Passage to read:
=== Section Start ===
Imagine what might have happened had the BJP made him chief in time for the election in his home state Maharashtra last year.Gadkari’s work ethic — of dealing with the nuts and bolts, of clocking in 16 hours a day, of being accessible to everyone and anyone in his party (can the Congress president make the same claim?) — started showing results with the smaller tests he faced in the run-up to the Bihar election. At the beginning of the year, he sorted out his Rajasthan unit, which had been wiped out in the parliamentary and Assembly elections of May 2009, and ensured ex-CM Vasundhara Raje had a free hand in the zila parishad polls. It produced results, and the Rajasthan unit was back in business.
In June, he took the fight to civil aviation minister Praful Patel’s constituency and managed a BJP majority in the zila parishad election in Gondiya. In July, he ensured the defeat of the Andhra Pradesh Congress chief in the Nizamabad by-election, in a state that’s a Congress stronghold. And in October, the BJP swept the Gujarat local bodies’ elections; though the credit indisputably goes to Chief Minister Narendra Modi, Gadkari’s attention to detail ensured a massive win.
And then there was the Bihar election. So engrossed was Gadkari in its nitty-gritty that he has not had time to spare for the preparations for his son’s wedding, in Nagpur next week. No wonder the BJP won 91 of 102 seats it contested, a winning rate of 90 per cent: a statistical rarity. Of the 11 seats that the party lost, five were already written off (like Araria, which is a Muslim-majority constituency); so you could say that the winning rate was even higher than 90 per cent. It was no fluke.
Gadkari systematically planned for the election six months in advance. At a strategic level he gave responsibility to a greenhorn, general secretary Dharmendra Pradhan (along with election in-charge Ananth Kumar, who, incidentally is blamed by some for Karnataka Chief Minister B S Yeddyurappa’s troubles).At a tactical level Gadkari made Bihar BJP rivals Sushil Kumar Modi and Nand Kishore Yadav sit together and sort out the candidates, constituency by constituency. If a leader’s loyalist or two did not make the grade, then too bad; to ensure that each and every candidate was selected on merit Gadkari even commissioned surveys from five different agencies to ascertain the truly worthy. In some seats, Gadkari even sanctioned the poaching of candidates from other parties.
Dissidence was kept on a tight leash; if a worker from a panchayat threw a tantrum, word immediately got back to Gadkari. Nothing was left to chance. Of course, this kind of success depends on organisational machinery. Sonia would do well to mull over her and Rahul’s repeated failure to fix the Congress party machine.Sonia might of course wonder aloud what kind of party president would allow the continuance of Yeddyurappa, whose only defence of his sons’ getting prime land at throwaway prices was that his predecessors also did it.
The land allotment undoubtedly stinks, but Yeddyurappa has cancelled it and has now distanced himself from his sons. Gadkari perhaps expects that the taint will be offset by the next electoral triumph in Karnataka. After all, neither Ashok Chavan nor Suresh Kalmadi can win an election for Sonia, and A Raja may even lose one for the Congress.
Another Gadkari asset, thus, is pragmatism.Sonia knows that her power derives solely from her ability to get votes. She is on a losing streak and the prospects don’t look too bright for her son on the road to 2014. If she wants Rahul to have the same kind of buzz — about being a future prime minister — that Nitish Kumar attracted following this week’s Bihar election, she would do well to take a look at the Gadkari playbook in preparation for the 2012 UP Assembly election. Or she’ll lose more than just most of her candidates’ deposits.
=== Section End ===
Supplied records:
=== Section Start ===
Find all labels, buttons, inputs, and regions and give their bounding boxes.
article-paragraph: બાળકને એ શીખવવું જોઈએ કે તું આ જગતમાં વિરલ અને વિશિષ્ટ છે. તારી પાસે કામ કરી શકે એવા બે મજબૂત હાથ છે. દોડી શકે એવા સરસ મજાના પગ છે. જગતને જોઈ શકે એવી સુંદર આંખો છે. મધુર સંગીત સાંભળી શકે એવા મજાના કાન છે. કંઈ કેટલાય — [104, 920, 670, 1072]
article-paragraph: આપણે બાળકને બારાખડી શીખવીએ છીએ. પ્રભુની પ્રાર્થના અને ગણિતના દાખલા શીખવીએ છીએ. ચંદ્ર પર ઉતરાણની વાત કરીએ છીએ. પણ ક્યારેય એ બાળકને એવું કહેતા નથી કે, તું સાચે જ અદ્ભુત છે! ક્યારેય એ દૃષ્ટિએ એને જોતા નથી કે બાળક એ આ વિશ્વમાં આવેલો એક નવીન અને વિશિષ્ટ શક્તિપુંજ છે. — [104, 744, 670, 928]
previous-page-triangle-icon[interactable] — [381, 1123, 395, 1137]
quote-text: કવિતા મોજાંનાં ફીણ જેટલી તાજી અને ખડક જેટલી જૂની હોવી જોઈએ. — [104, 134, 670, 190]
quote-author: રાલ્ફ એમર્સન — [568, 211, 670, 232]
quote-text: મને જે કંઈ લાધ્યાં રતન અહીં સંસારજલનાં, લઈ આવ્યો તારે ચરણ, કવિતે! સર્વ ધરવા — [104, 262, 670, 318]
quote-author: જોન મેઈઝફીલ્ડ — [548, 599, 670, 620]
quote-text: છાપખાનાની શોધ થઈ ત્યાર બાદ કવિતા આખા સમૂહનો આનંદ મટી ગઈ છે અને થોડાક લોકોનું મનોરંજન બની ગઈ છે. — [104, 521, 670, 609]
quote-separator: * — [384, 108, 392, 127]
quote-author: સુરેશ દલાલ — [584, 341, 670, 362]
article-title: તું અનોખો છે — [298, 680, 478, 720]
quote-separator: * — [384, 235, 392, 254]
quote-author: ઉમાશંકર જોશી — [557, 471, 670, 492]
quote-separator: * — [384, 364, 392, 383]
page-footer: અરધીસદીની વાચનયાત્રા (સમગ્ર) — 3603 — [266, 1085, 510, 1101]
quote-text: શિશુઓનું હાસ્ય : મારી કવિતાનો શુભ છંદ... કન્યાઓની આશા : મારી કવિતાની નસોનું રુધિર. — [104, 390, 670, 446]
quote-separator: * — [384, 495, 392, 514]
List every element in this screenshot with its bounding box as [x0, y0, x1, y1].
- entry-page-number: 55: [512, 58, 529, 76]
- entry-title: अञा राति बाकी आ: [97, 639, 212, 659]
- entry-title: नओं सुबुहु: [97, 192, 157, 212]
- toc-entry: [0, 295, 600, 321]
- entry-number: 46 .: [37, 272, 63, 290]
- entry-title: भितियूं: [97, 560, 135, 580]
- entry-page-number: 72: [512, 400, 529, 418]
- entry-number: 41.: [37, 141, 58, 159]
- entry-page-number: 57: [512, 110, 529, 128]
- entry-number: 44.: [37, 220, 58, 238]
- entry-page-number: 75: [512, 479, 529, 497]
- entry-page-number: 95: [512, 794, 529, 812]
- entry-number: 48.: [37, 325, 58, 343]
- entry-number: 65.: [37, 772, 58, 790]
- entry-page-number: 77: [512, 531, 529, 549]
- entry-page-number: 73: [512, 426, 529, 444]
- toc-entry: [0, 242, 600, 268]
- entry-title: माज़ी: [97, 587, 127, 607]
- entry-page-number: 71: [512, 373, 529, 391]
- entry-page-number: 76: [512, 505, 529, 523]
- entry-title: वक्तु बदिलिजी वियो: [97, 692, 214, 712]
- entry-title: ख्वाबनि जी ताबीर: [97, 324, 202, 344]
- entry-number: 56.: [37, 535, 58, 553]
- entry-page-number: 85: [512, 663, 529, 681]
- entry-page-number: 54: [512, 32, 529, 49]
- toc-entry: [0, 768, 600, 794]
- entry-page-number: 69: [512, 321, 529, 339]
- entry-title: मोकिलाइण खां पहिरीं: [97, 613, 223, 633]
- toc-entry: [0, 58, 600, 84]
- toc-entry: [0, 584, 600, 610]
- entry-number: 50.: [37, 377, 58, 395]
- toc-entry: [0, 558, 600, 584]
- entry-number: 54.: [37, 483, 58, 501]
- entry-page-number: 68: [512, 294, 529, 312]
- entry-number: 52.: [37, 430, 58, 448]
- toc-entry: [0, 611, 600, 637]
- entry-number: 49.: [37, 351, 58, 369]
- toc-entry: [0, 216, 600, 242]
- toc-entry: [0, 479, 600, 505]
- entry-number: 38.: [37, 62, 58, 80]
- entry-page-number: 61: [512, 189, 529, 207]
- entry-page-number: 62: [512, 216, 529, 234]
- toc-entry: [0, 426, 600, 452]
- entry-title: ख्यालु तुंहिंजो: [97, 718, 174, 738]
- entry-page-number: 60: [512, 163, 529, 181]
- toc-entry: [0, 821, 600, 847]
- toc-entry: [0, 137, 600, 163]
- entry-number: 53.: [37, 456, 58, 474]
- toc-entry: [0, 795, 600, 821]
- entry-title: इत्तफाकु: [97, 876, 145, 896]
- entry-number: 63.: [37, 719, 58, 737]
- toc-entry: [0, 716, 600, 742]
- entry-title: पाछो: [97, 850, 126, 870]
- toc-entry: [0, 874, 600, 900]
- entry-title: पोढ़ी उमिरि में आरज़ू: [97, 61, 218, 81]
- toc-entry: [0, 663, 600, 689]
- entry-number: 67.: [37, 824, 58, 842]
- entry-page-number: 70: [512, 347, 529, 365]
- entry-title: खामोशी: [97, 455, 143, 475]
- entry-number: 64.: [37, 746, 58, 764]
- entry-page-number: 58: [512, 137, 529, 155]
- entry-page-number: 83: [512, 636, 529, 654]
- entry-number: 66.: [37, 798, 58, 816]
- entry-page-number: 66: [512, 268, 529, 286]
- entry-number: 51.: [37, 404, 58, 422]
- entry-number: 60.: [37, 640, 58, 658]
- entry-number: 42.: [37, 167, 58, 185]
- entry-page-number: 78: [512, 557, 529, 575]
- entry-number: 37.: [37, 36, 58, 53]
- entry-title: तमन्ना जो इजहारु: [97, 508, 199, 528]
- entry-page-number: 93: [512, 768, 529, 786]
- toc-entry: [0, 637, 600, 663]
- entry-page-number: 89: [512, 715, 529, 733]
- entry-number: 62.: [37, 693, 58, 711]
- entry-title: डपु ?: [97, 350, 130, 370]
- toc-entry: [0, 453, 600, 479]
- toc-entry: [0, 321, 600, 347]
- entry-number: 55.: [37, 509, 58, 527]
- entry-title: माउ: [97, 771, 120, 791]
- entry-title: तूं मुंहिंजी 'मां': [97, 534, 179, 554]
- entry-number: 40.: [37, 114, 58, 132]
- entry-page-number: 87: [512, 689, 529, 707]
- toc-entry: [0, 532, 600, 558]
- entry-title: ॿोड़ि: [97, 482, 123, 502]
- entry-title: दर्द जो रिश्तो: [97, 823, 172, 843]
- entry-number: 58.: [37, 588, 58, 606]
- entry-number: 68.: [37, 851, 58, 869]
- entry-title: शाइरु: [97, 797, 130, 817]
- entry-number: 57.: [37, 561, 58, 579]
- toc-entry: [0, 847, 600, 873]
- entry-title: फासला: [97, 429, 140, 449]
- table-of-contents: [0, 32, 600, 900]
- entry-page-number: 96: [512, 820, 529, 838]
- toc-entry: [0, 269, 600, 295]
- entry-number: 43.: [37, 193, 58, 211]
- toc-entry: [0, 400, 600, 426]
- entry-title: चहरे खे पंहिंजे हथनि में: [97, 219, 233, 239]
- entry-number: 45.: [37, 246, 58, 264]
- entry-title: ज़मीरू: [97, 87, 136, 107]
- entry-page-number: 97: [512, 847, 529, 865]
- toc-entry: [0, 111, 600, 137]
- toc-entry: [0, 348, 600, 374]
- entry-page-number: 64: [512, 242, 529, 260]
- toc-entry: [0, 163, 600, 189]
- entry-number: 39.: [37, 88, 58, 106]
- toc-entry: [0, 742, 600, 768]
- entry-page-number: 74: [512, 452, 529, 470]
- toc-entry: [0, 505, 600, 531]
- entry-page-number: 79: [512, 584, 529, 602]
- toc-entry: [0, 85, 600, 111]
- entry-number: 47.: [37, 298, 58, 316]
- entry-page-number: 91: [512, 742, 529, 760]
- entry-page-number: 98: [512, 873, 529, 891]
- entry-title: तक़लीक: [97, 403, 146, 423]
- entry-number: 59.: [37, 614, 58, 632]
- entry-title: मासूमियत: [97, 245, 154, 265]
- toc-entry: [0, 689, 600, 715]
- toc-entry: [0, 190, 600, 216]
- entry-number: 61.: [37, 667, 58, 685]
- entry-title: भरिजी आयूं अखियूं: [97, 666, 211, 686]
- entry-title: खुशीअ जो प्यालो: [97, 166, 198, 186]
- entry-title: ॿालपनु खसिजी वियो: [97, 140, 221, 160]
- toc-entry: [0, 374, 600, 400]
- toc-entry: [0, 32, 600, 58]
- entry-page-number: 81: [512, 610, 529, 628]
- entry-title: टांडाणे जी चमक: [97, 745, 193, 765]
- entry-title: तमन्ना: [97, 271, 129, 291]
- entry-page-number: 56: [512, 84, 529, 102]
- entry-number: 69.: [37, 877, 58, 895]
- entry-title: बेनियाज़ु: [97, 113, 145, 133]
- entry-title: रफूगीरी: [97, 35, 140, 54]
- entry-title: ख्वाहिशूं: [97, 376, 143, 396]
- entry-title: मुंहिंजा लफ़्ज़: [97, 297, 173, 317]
=== Section End ===
Questions to answer:
1. Answer these questions from the text about Gadkari.
(a) How many seats did the BJP win in the Bihar election, and how many did it contest?
(b) In which month did the BJP sweep the Gujarat local bodies' elections?
(c) From how many agencies did Gadkari commission surveys to choose candidates?
2. Translate this sentence from the text about Gadkari into Spanish: "Gadkari systematically planned for the election six months in advance."

Outputs for the tasks:
1.
(a) 91 won out of 102 contested
(b) October
(c) Five

2. Gadkari planificó sistemáticamente la elección con seis meses de antelación.